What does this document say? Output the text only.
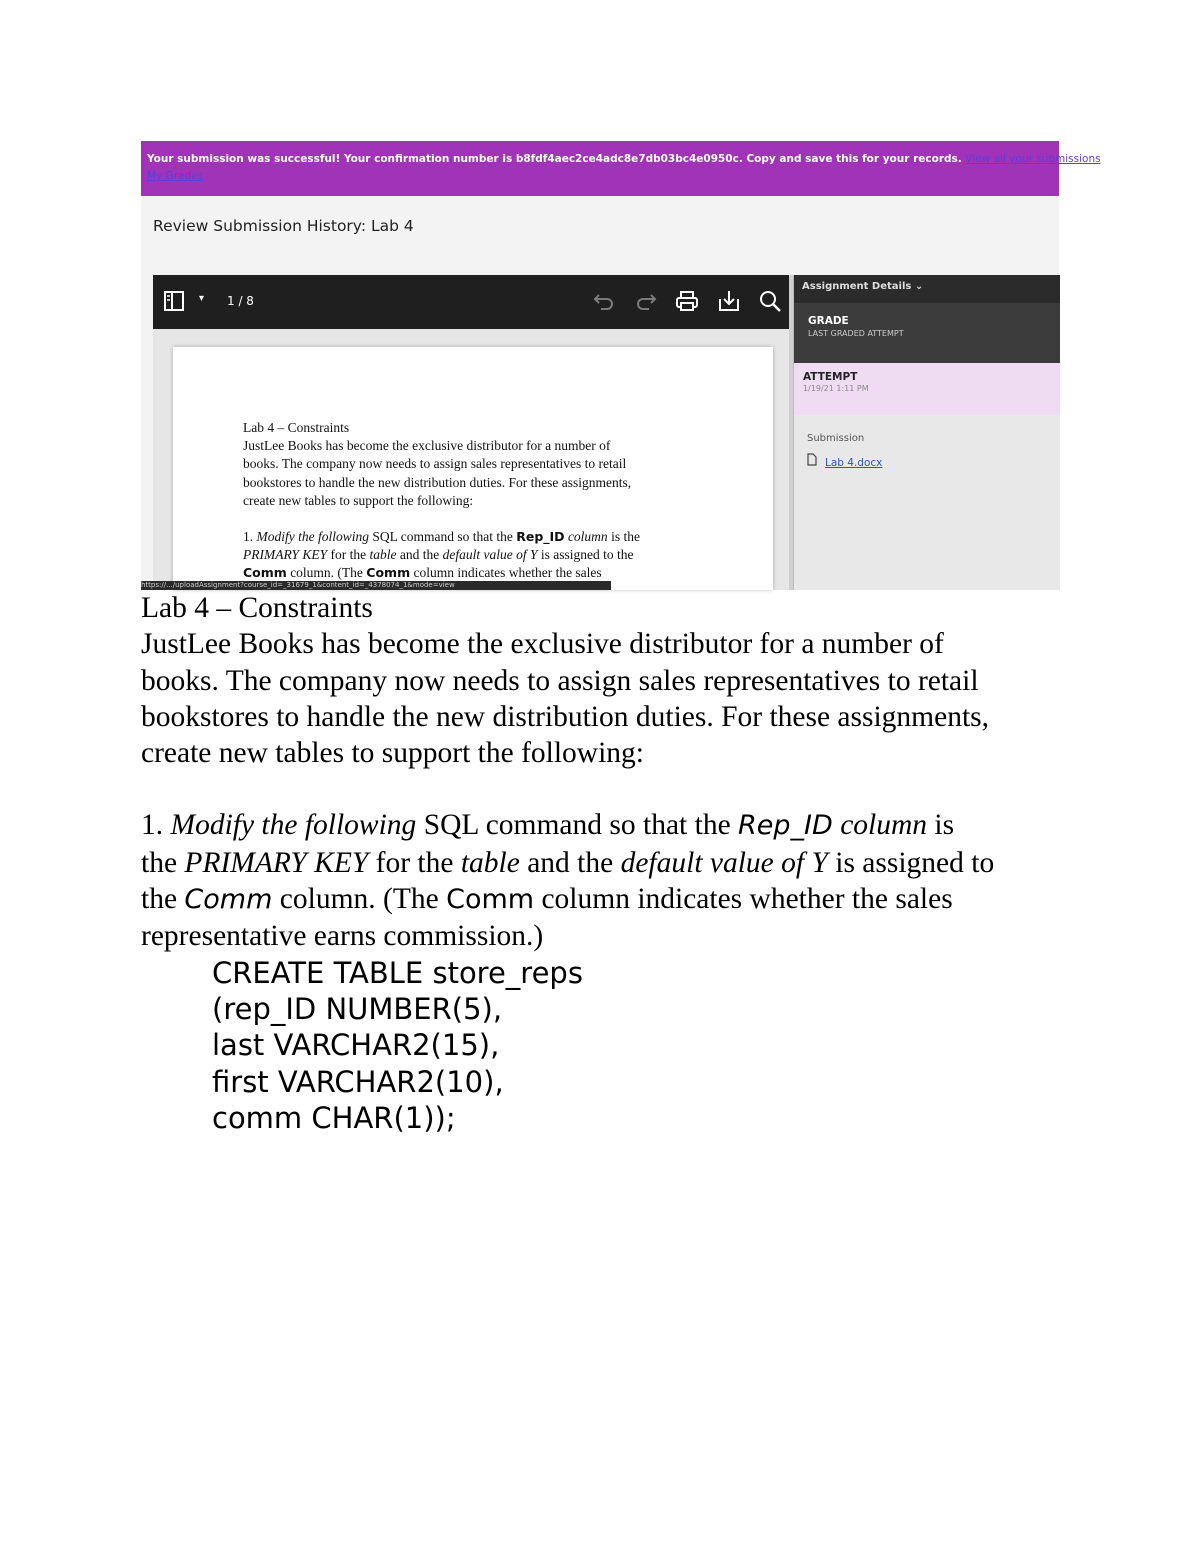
Your submission was successful! Your confirmation number is b8fdf4aec2ce4adc8e7db03bc4e0950c. Copy and save this for your records. View all your submissions
My Grades
Review Submission History: Lab 4
▾ 1 / 8

Lab 4 – Constraints

JustLee Books has become the exclusive distributor for a number of

books. The company now needs to assign sales representatives to retail

bookstores to handle the new distribution duties. For these assignments,

create new tables to support the following:

1. Modify the following SQL command so that the Rep_ID column is the

PRIMARY KEY for the table and the default value of Y is assigned to the

Comm column. (The Comm column indicates whether the sales

https://.../uploadAssignment?course_id=_31679_1&content_id=_4378074_1&mode=view
Assignment Details ⌄
GRADE
LAST GRADED ATTEMPT
ATTEMPT
1/19/21 1:11 PM
Submission
Lab 4.docx

Lab 4 – Constraints

JustLee Books has become the exclusive distributor for a number of

books. The company now needs to assign sales representatives to retail

bookstores to handle the new distribution duties. For these assignments,

create new tables to support the following:

1. Modify the following SQL command so that the Rep_ID column is

the PRIMARY KEY for the table and the default value of Y is assigned to

the Comm column. (The Comm column indicates whether the sales

representative earns commission.)

CREATE TABLE store_reps

(rep_ID NUMBER(5),

last VARCHAR2(15),

first VARCHAR2(10),

comm CHAR(1));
:::
[REQUIRED WORK] Extract the text of all the records above verbatim, excluding pictures.

[RESPONSE TO THIS TASK]
What does this document say? Output the text only.
Your submission was successful! Your confirmation number is b8fdf4aec2ce4adc8e7db03bc4e0950c. Copy and save this for your records. View all your submissions
My Grades
Review Submission History: Lab 4
▾ 1 / 8

Lab 4 – Constraints

JustLee Books has become the exclusive distributor for a number of

books. The company now needs to assign sales representatives to retail

bookstores to handle the new distribution duties. For these assignments,

create new tables to support the following:

1. Modify the following SQL command so that the Rep_ID column is the

PRIMARY KEY for the table and the default value of Y is assigned to the

Comm column. (The Comm column indicates whether the sales

https://.../uploadAssignment?course_id=_31679_1&content_id=_4378074_1&mode=view
Assignment Details ⌄
GRADE
LAST GRADED ATTEMPT
ATTEMPT
1/19/21 1:11 PM
Submission
Lab 4.docx

Lab 4 – Constraints

JustLee Books has become the exclusive distributor for a number of

books. The company now needs to assign sales representatives to retail

bookstores to handle the new distribution duties. For these assignments,

create new tables to support the following:

1. Modify the following SQL command so that the Rep_ID column is

the PRIMARY KEY for the table and the default value of Y is assigned to

the Comm column. (The Comm column indicates whether the sales

representative earns commission.)

CREATE TABLE store_reps

(rep_ID NUMBER(5),

last VARCHAR2(15),

first VARCHAR2(10),

comm CHAR(1));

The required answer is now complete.